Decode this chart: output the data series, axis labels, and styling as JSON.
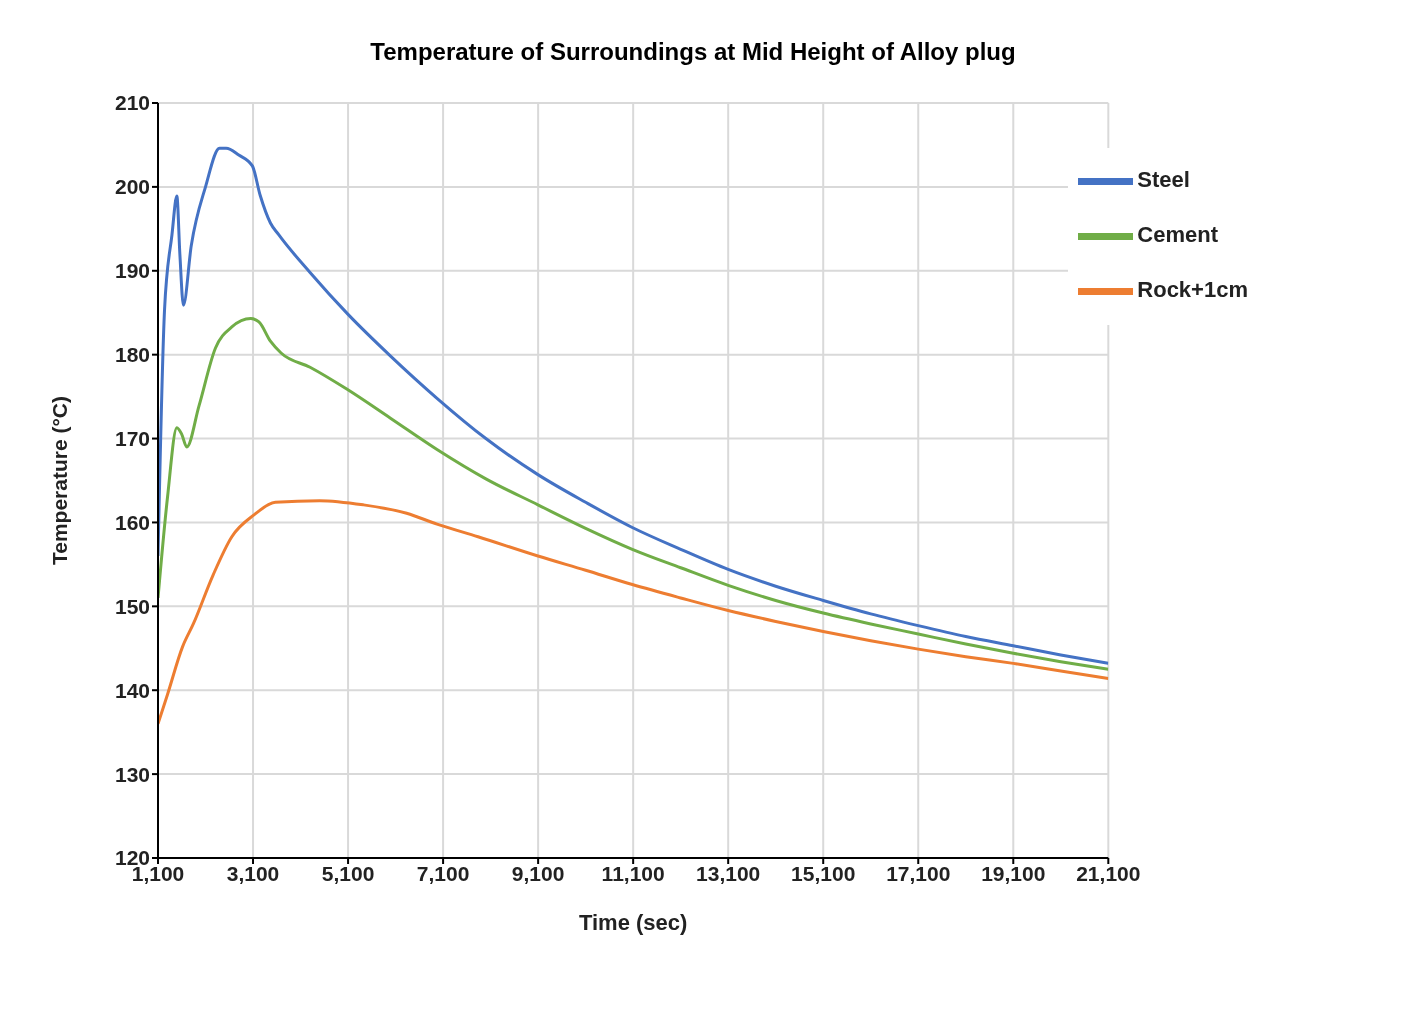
{
  "chart_data": {
    "type": "line",
    "title": "Temperature of Surroundings at Mid Height of Alloy plug",
    "xlabel": "Time (sec)",
    "ylabel": "Temperature (°C)",
    "xlim": [
      1100,
      21100
    ],
    "xticks": [
      {
        "value": 1100,
        "label": "1,100"
      },
      {
        "value": 3100,
        "label": "3,100"
      },
      {
        "value": 5100,
        "label": "5,100"
      },
      {
        "value": 7100,
        "label": "7,100"
      },
      {
        "value": 9100,
        "label": "9,100"
      },
      {
        "value": 11100,
        "label": "11,100"
      },
      {
        "value": 13100,
        "label": "13,100"
      },
      {
        "value": 15100,
        "label": "15,100"
      },
      {
        "value": 17100,
        "label": "17,100"
      },
      {
        "value": 19100,
        "label": "19,100"
      },
      {
        "value": 21100,
        "label": "21,100"
      }
    ],
    "ylim": [
      120,
      210
    ],
    "yticks": [
      120,
      130,
      140,
      150,
      160,
      170,
      180,
      190,
      200,
      210
    ],
    "grid": true,
    "legend": "top right",
    "marker": "none",
    "line_style": "solid",
    "series": [
      {
        "name": "Steel",
        "color": "#4472c4",
        "x": [
          1100,
          1238,
          1394,
          1497,
          1560,
          1635,
          1800,
          2100,
          2395,
          2535,
          2800,
          3086,
          3250,
          3466,
          3640,
          4300,
          5100,
          6000,
          6972,
          8000,
          9096,
          10100,
          11082,
          12100,
          13100,
          14100,
          15100,
          16100,
          17100,
          18100,
          19100,
          20100,
          21100
        ],
        "values": [
          156,
          185.4,
          194.3,
          198.9,
          192,
          185.9,
          193,
          200,
          204.6,
          204.6,
          203.8,
          202.5,
          199,
          195.7,
          194.3,
          189.8,
          184.8,
          179.8,
          174.8,
          170,
          165.7,
          162.4,
          159.4,
          156.8,
          154.4,
          152.4,
          150.7,
          149.1,
          147.7,
          146.4,
          145.3,
          144.2,
          143.2
        ]
      },
      {
        "name": "Cement",
        "color": "#70ad47",
        "x": [
          1100,
          1300,
          1497,
          1600,
          1705,
          1963,
          2310,
          2654,
          3051,
          3224,
          3466,
          3690,
          4300,
          5072,
          6000,
          6972,
          8000,
          9096,
          10100,
          11082,
          12100,
          13100,
          14100,
          15100,
          16100,
          17100,
          18100,
          19100,
          20100,
          21100
        ],
        "values": [
          151,
          163,
          171.3,
          170.5,
          169,
          173.9,
          180.8,
          183.3,
          184.3,
          183.9,
          181.6,
          180.2,
          178.5,
          175.9,
          172.4,
          168.7,
          165.2,
          162.1,
          159.3,
          156.8,
          154.6,
          152.5,
          150.7,
          149.2,
          147.9,
          146.7,
          145.5,
          144.4,
          143.4,
          142.5
        ]
      },
      {
        "name": "Rock+1cm",
        "color": "#ed7d31",
        "x": [
          1100,
          1300,
          1618,
          1843,
          2257,
          2654,
          3121,
          3570,
          4502,
          5418,
          6333,
          6972,
          7835,
          9096,
          10100,
          11082,
          12100,
          13100,
          14100,
          15100,
          16100,
          17100,
          18100,
          19100,
          20100,
          21100
        ],
        "values": [
          136,
          139.5,
          145.2,
          147.9,
          153.7,
          158.3,
          160.9,
          162.4,
          162.6,
          162.1,
          161.1,
          159.8,
          158.3,
          156,
          154.3,
          152.6,
          151,
          149.5,
          148.2,
          147,
          145.9,
          144.9,
          144,
          143.2,
          142.3,
          141.4
        ]
      }
    ]
  }
}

==*==

Among the entries above, identify all lines with "name" and copy them.

• _Answer in full_:
        "name": "Steel",
        "name": "Cement",
        "name": "Rock+1cm",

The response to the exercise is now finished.